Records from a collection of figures
--------

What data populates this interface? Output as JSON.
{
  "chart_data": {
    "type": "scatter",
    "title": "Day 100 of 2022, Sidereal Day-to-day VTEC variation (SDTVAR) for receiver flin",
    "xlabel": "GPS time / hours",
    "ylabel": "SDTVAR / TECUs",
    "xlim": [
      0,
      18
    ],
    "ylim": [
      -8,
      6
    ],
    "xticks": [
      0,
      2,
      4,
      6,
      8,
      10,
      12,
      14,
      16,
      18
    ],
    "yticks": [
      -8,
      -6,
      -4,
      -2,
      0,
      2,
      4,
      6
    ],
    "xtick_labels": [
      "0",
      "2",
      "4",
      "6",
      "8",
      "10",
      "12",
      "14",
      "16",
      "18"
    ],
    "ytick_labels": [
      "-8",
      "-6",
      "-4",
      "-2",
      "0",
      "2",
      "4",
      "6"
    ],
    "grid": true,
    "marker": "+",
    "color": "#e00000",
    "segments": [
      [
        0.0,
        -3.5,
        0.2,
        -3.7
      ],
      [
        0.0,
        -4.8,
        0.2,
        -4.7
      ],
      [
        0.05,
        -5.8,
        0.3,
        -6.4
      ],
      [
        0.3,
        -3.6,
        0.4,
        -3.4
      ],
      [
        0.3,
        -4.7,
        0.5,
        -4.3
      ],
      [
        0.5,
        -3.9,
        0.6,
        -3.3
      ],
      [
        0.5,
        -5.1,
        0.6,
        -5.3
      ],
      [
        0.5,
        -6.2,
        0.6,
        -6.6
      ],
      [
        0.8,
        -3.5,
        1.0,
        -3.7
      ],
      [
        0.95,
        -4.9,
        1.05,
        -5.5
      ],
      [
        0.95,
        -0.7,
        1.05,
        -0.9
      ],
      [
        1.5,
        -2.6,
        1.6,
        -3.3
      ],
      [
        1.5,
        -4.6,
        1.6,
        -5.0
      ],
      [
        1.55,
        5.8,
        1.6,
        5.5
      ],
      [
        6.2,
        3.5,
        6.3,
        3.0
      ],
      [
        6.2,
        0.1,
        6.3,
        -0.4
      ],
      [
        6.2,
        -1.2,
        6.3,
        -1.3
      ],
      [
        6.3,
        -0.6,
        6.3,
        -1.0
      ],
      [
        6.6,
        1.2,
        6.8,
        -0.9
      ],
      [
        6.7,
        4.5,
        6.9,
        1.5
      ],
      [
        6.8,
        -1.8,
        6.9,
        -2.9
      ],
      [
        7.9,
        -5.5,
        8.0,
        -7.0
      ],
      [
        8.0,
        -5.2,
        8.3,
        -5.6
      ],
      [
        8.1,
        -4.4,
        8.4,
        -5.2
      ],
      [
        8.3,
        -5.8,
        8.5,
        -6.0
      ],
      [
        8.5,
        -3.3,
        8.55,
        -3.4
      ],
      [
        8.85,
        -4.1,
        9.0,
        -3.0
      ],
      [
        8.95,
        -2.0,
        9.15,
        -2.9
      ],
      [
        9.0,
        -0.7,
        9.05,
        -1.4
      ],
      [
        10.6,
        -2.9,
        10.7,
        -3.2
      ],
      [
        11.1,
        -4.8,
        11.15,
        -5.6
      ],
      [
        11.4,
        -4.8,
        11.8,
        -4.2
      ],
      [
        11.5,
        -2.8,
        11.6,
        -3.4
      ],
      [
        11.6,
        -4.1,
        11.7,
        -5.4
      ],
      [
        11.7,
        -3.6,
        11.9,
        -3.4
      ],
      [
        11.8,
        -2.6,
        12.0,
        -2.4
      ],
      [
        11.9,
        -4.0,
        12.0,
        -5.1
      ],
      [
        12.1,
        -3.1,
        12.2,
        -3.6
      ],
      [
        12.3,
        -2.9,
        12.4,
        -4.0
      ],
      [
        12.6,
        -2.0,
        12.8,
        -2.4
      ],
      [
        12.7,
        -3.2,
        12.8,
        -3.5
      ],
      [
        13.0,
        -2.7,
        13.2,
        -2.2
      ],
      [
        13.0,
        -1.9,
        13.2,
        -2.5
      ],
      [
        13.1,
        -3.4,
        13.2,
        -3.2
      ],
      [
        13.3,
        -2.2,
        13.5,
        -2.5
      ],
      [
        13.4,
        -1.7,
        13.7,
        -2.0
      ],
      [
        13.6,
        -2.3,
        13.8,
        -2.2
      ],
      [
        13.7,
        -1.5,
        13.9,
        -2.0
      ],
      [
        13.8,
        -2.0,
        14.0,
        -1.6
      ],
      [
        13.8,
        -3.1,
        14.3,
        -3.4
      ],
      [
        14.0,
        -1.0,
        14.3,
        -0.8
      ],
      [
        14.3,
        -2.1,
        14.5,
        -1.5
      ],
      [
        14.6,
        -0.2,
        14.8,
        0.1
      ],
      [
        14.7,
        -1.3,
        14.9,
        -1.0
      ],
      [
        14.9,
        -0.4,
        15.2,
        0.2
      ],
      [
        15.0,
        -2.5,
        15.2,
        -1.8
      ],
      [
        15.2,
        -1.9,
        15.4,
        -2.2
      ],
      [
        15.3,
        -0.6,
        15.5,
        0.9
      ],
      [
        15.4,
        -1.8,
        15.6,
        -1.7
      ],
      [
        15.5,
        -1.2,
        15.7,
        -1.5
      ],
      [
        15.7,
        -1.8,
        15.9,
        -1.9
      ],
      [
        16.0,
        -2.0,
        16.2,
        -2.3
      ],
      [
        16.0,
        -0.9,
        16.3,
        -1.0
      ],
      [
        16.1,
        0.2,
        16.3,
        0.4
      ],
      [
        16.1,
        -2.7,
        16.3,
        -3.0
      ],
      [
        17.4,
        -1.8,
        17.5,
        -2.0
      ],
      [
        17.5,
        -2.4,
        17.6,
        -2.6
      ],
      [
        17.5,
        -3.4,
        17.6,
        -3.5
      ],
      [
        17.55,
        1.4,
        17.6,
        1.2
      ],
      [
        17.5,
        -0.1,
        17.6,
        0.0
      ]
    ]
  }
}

--------

(TASK DESCRIPTION) Search the lines above for the string "SDTVAR", then show every one that has it.

(CORRECT OUTPUT)
    "title": "Day 100 of 2022, Sidereal Day-to-day VTEC variation (SDTVAR) for receiver flin",
    "ylabel": "SDTVAR / TECUs",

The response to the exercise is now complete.